THE PROBLEM: Make an exact copy of all the entries below, with the pictures left out.

─── SUPPLIED MATERIAL ───

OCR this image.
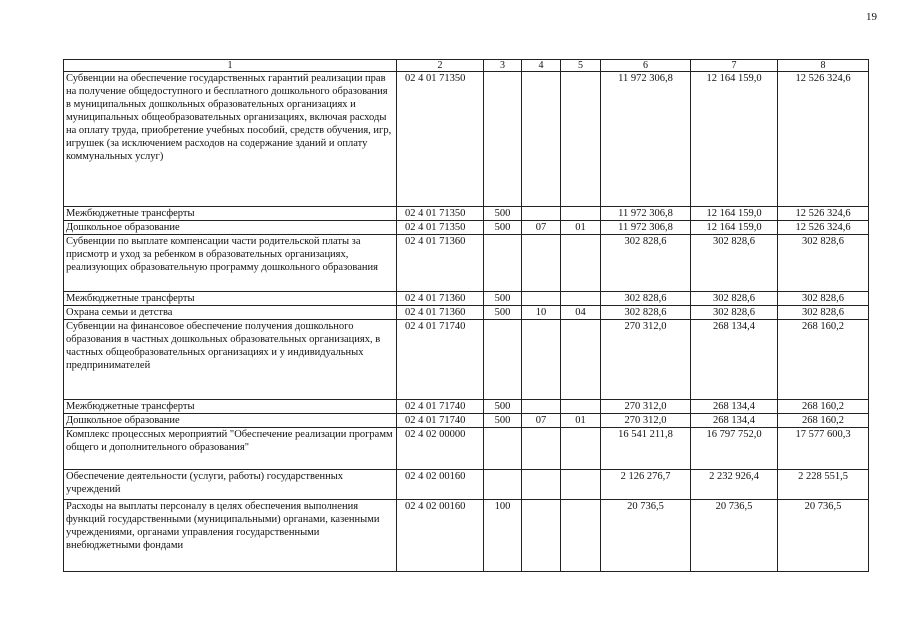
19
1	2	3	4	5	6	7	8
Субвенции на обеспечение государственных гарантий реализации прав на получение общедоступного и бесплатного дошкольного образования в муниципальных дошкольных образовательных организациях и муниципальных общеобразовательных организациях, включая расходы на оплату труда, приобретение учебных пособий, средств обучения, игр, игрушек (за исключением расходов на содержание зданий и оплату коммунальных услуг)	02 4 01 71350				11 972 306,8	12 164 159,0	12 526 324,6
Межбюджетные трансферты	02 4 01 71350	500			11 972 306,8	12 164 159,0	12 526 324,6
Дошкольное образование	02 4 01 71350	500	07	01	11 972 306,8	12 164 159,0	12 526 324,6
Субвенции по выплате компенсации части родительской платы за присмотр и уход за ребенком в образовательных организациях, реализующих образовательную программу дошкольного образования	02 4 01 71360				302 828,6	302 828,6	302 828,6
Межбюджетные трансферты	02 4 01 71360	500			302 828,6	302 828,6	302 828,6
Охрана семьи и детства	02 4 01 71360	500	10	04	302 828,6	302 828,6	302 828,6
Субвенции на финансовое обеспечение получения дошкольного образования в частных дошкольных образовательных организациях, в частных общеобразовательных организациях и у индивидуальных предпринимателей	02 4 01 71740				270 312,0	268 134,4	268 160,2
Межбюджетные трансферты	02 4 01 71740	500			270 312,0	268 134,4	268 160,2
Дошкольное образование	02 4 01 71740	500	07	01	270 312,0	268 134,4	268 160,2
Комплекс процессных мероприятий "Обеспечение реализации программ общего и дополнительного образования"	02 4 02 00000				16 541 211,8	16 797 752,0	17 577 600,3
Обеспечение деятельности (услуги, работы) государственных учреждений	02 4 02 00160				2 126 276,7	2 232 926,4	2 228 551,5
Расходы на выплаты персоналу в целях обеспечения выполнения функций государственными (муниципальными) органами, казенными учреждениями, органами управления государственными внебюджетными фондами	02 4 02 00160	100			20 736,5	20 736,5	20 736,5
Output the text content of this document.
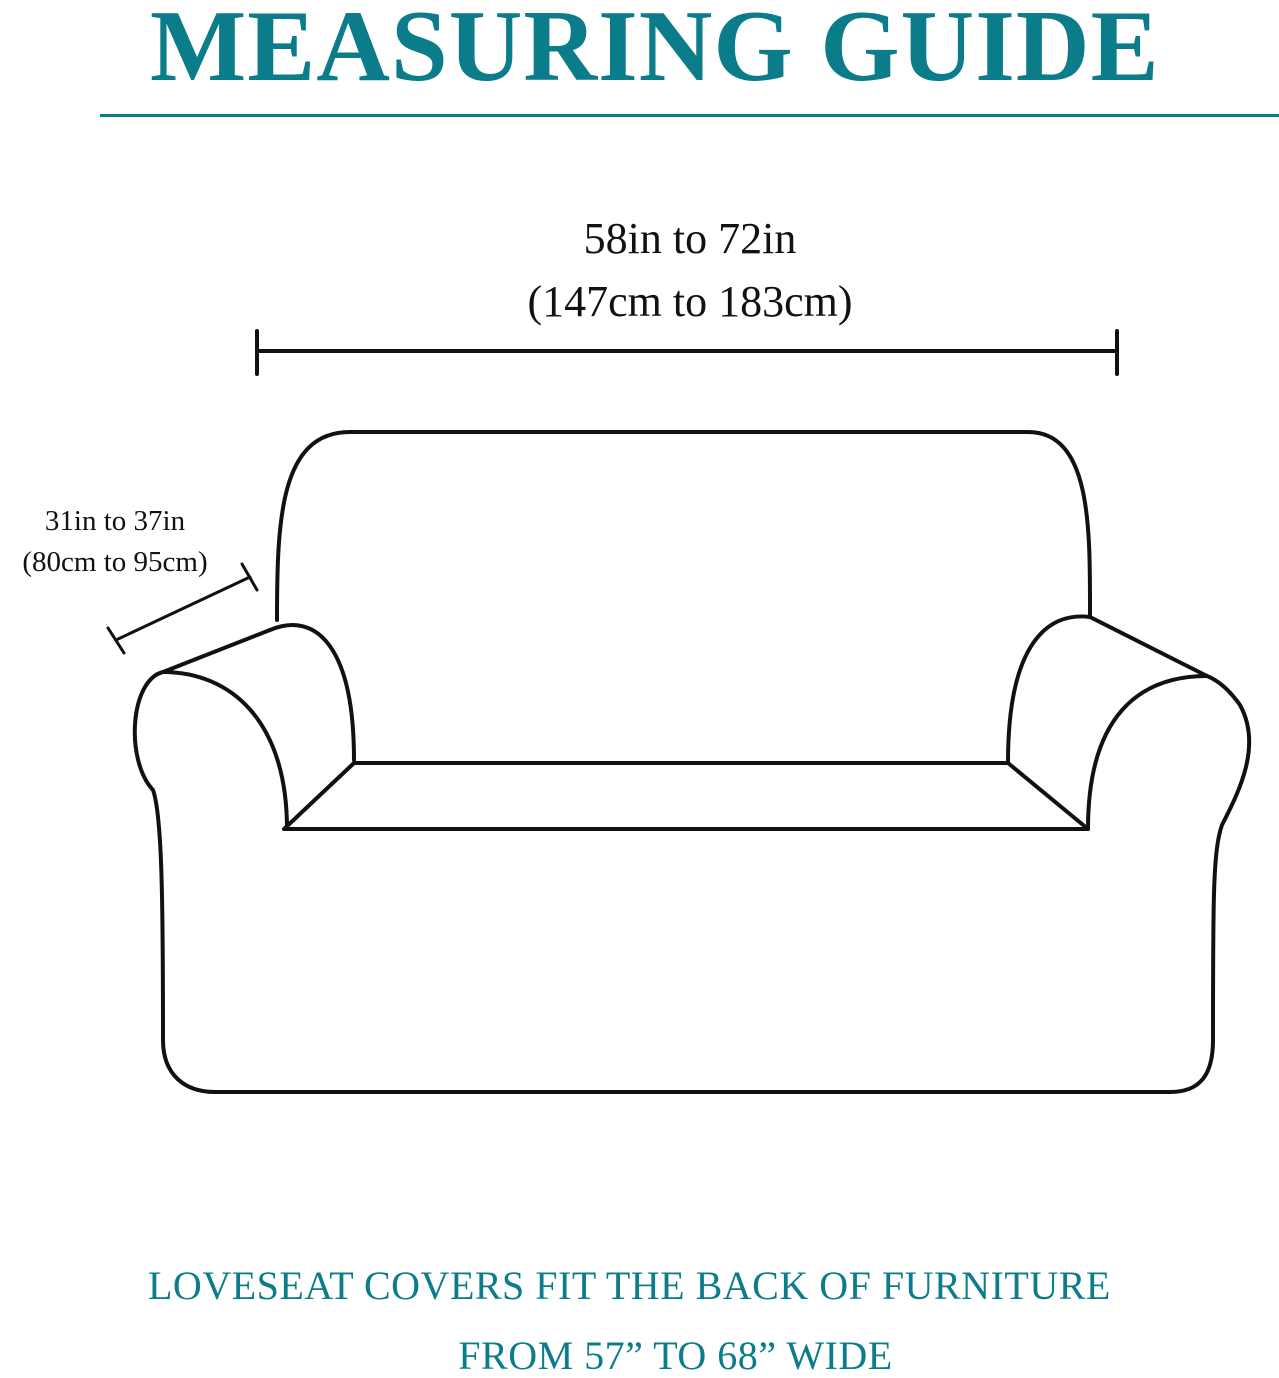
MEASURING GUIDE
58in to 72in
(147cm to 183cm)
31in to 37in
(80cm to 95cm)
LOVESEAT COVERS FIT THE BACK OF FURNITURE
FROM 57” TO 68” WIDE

───

FULL ANSWER:
OCR this image.
19
1	2	3	4	5	6	7	8
Субвенции на обеспечение государственных гарантий реализации прав на получение общедоступного и бесплатного дошкольного образования в муниципальных дошкольных образовательных организациях и муниципальных общеобразовательных организациях, включая расходы на оплату труда, приобретение учебных пособий, средств обучения, игр, игрушек (за исключением расходов на содержание зданий и оплату коммунальных услуг)	02 4 01 71350				11 972 306,8	12 164 159,0	12 526 324,6
Межбюджетные трансферты	02 4 01 71350	500			11 972 306,8	12 164 159,0	12 526 324,6
Дошкольное образование	02 4 01 71350	500	07	01	11 972 306,8	12 164 159,0	12 526 324,6
Субвенции по выплате компенсации части родительской платы за присмотр и уход за ребенком в образовательных организациях, реализующих образовательную программу дошкольного образования	02 4 01 71360				302 828,6	302 828,6	302 828,6
Межбюджетные трансферты	02 4 01 71360	500			302 828,6	302 828,6	302 828,6
Охрана семьи и детства	02 4 01 71360	500	10	04	302 828,6	302 828,6	302 828,6
Субвенции на финансовое обеспечение получения дошкольного образования в частных дошкольных образовательных организациях, в частных общеобразовательных организациях и у индивидуальных предпринимателей	02 4 01 71740				270 312,0	268 134,4	268 160,2
Межбюджетные трансферты	02 4 01 71740	500			270 312,0	268 134,4	268 160,2
Дошкольное образование	02 4 01 71740	500	07	01	270 312,0	268 134,4	268 160,2
Комплекс процессных мероприятий "Обеспечение реализации программ общего и дополнительного образования"	02 4 02 00000				16 541 211,8	16 797 752,0	17 577 600,3
Обеспечение деятельности (услуги, работы) государственных учреждений	02 4 02 00160				2 126 276,7	2 232 926,4	2 228 551,5
Расходы на выплаты персоналу в целях обеспечения выполнения функций государственными (муниципальными) органами, казенными учреждениями, органами управления государственными внебюджетными фондами	02 4 02 00160	100			20 736,5	20 736,5	20 736,5
Output the text content of this document.
MEASURING GUIDE
58in to 72in
(147cm to 183cm)
31in to 37in
(80cm to 95cm)
LOVESEAT COVERS FIT THE BACK OF FURNITURE
FROM 57” TO 68” WIDE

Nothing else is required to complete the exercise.